# BRIEF
For the listing underneath, give the count of lines containing the string "следующих" and nothing further.

(Collected data entries)
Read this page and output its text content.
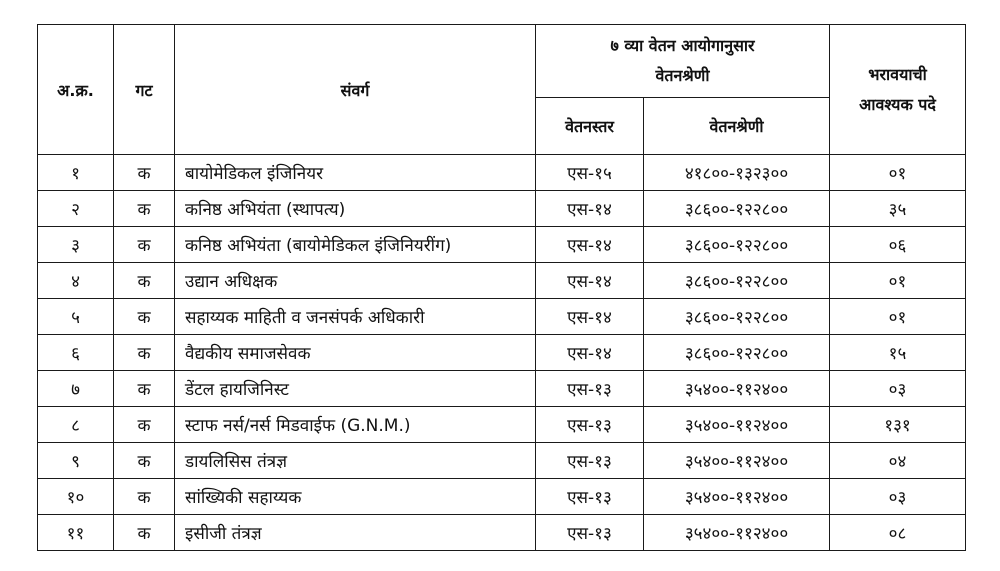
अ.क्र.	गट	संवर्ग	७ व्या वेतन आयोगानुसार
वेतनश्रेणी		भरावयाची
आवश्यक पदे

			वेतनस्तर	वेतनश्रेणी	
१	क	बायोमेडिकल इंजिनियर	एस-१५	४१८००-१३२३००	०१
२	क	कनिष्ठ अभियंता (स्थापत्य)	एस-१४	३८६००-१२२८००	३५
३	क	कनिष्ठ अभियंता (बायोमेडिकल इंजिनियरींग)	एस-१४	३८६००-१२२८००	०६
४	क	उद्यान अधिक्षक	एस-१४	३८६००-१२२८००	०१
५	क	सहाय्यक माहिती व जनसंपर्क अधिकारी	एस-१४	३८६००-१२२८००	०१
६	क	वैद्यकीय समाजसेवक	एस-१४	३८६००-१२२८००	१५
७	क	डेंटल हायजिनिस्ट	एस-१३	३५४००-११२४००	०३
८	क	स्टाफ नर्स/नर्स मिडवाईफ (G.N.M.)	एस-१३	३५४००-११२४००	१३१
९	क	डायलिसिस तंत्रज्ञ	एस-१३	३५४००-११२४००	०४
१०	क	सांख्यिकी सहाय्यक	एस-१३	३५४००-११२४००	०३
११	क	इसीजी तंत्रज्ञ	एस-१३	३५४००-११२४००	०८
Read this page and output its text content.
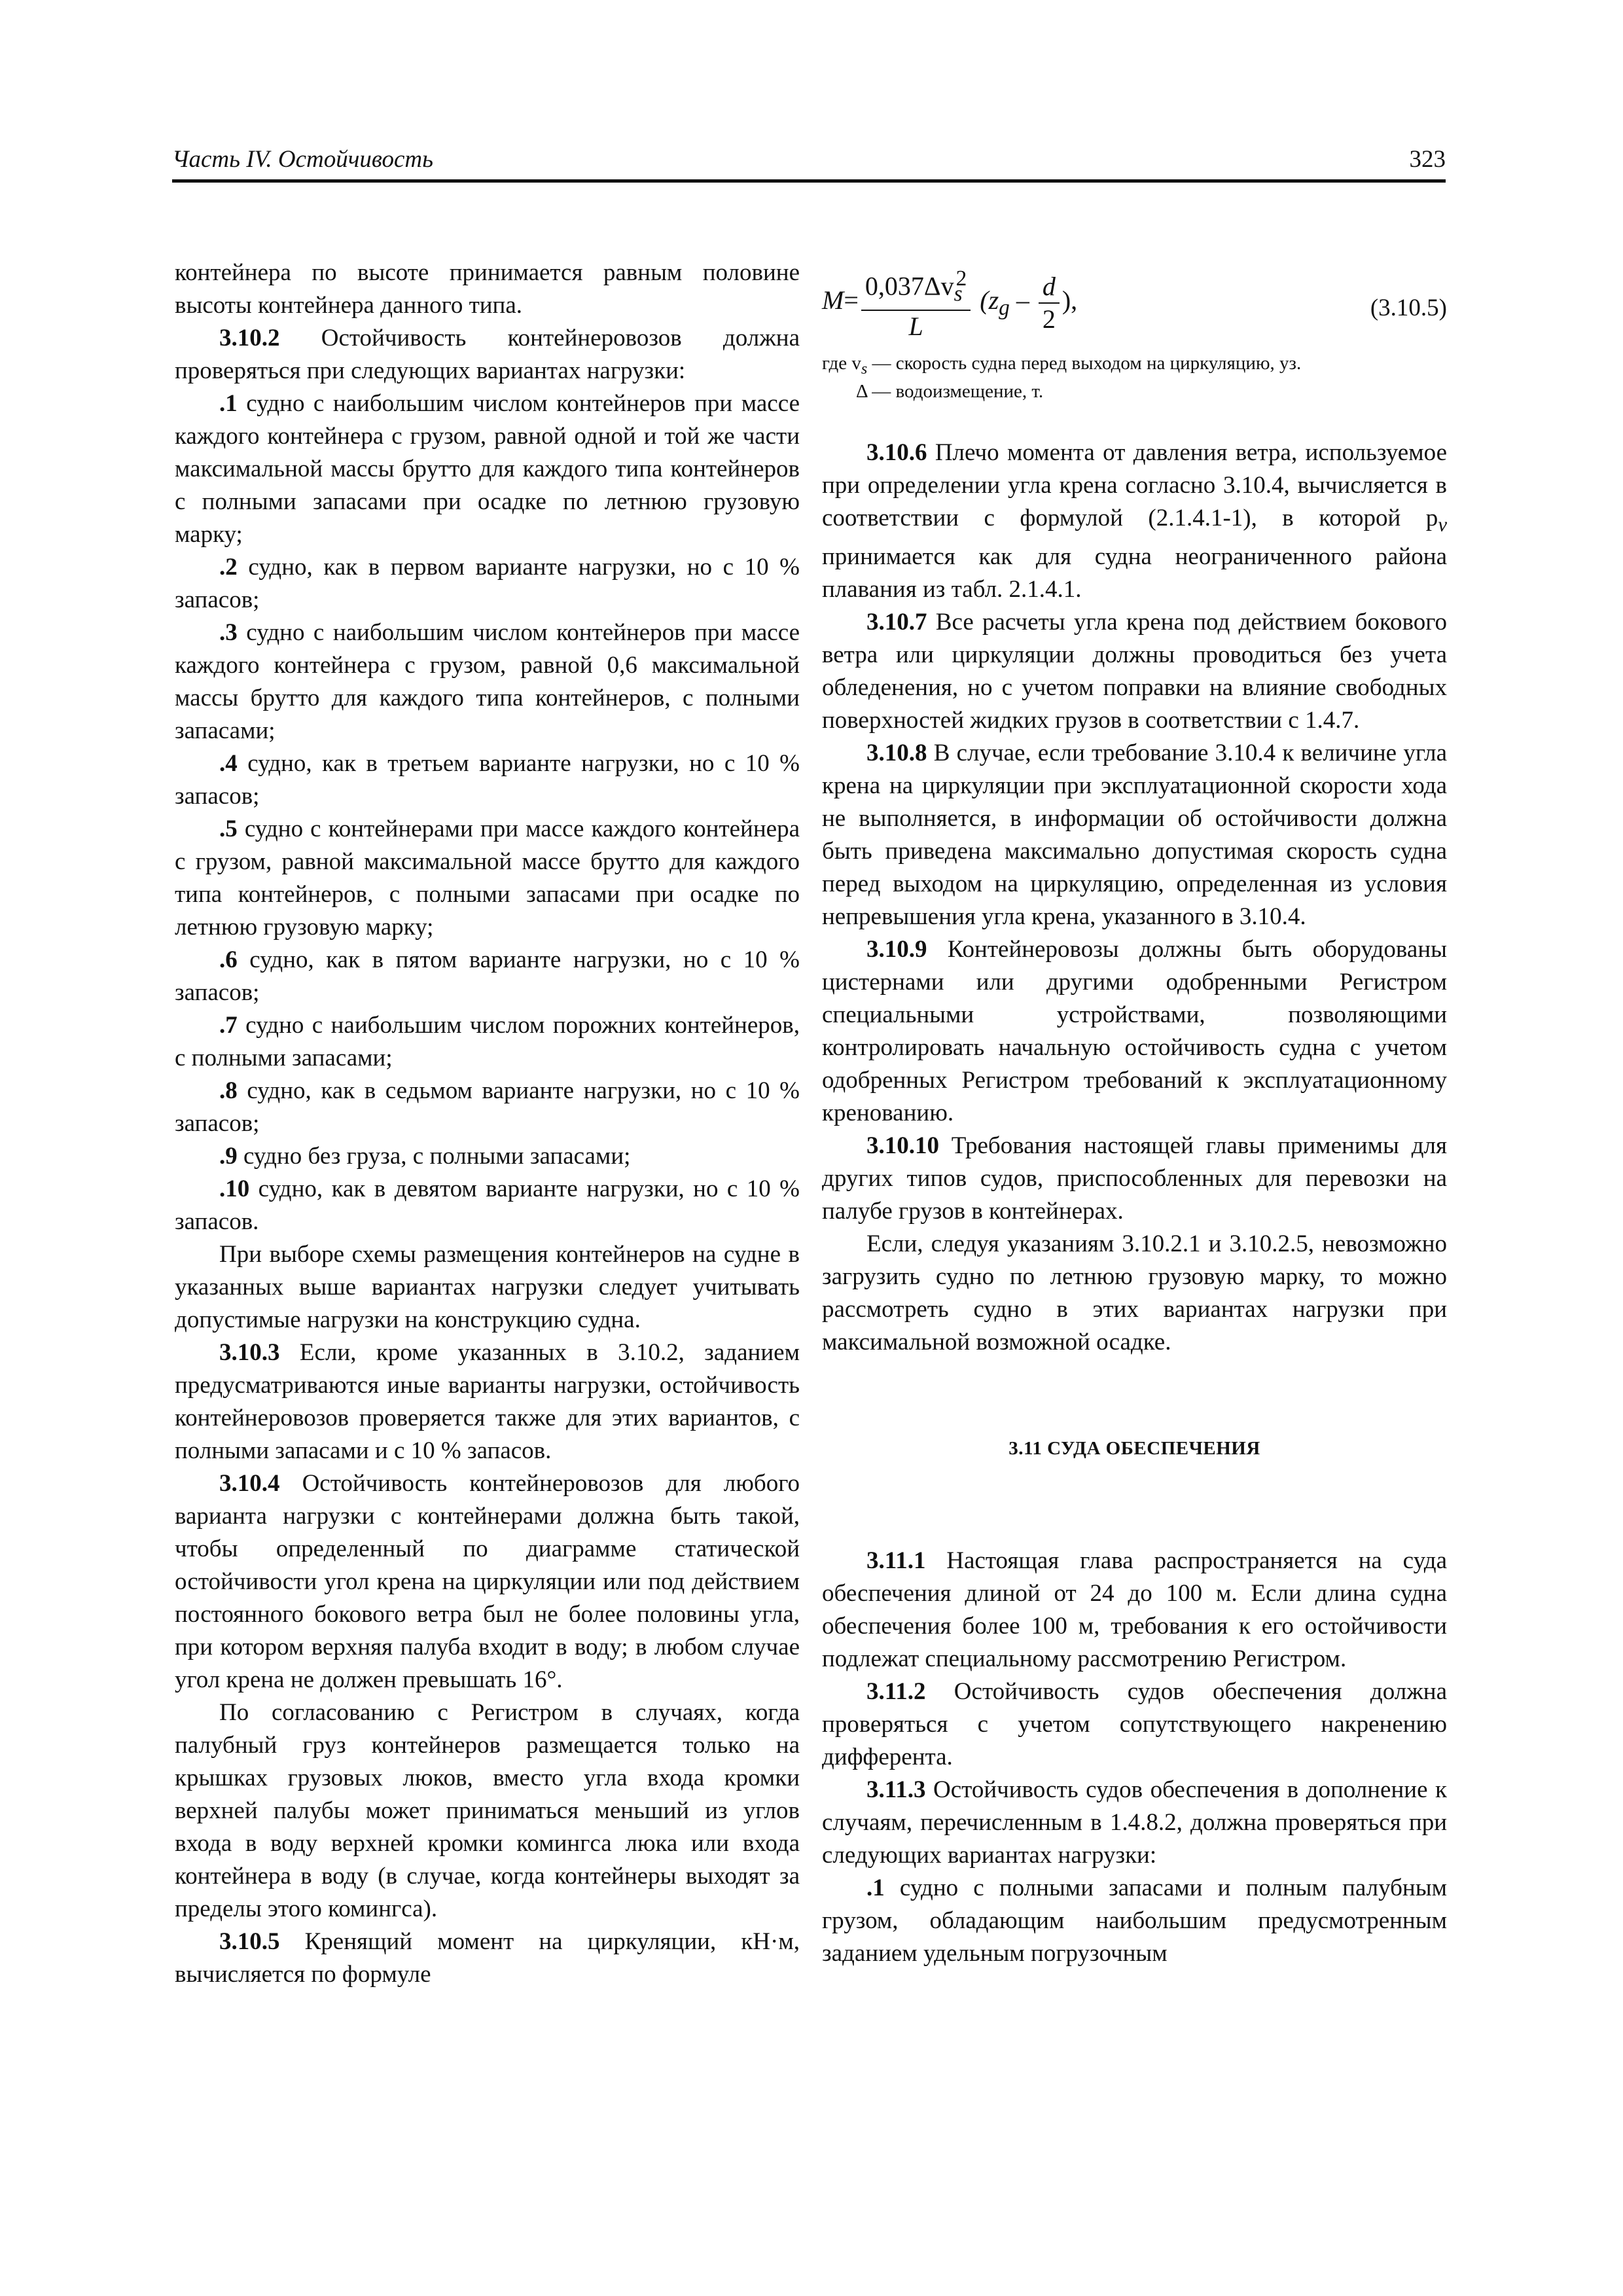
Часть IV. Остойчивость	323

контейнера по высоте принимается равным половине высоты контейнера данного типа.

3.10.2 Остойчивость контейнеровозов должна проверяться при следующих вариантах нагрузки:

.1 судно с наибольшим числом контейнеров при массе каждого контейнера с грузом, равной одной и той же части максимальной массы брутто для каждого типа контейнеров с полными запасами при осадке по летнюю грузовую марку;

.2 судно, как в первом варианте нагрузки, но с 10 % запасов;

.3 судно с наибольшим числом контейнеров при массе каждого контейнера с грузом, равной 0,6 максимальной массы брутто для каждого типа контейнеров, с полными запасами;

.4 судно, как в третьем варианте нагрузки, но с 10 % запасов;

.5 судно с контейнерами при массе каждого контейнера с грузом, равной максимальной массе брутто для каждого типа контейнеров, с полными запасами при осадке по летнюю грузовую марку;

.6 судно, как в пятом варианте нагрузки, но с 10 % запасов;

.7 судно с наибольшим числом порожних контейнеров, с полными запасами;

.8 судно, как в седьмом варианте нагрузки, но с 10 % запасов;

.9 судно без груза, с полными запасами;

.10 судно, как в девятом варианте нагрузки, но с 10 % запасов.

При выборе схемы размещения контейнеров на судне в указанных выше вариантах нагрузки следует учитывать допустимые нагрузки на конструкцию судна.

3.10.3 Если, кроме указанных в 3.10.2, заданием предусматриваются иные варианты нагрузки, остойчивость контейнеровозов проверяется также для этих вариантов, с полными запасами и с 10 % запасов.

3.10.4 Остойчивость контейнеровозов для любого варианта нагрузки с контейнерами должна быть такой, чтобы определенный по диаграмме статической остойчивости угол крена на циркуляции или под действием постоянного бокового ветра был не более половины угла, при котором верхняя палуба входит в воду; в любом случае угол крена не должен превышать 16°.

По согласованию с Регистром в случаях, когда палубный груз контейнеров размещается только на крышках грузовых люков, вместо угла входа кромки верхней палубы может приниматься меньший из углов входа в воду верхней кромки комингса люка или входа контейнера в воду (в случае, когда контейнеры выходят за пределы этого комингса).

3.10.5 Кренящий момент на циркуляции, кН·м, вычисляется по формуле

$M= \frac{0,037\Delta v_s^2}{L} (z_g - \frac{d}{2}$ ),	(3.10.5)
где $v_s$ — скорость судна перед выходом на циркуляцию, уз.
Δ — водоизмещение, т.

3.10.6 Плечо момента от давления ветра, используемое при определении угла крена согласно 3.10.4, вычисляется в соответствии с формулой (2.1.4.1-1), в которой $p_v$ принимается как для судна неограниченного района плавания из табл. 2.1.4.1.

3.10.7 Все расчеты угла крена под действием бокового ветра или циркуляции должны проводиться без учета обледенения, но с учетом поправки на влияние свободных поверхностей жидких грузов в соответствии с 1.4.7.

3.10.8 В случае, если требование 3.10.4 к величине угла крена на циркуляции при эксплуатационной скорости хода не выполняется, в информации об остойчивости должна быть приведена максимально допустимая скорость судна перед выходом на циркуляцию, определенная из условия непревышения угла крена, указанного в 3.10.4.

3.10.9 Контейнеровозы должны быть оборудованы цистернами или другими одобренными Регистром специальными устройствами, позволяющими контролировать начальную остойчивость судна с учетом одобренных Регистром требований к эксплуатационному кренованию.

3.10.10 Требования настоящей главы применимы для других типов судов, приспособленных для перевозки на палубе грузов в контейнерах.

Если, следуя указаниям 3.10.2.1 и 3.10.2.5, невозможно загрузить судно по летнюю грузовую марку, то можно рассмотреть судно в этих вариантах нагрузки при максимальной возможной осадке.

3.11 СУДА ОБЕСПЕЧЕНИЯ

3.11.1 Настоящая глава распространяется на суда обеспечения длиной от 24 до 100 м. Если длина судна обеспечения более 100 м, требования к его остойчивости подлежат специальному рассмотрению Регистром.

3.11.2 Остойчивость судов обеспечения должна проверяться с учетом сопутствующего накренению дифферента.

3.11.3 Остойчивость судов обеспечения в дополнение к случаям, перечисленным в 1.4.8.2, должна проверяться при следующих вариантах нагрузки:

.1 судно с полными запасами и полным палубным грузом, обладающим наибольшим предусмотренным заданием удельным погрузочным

# SOLUTION FOR THIS PROBLEM
2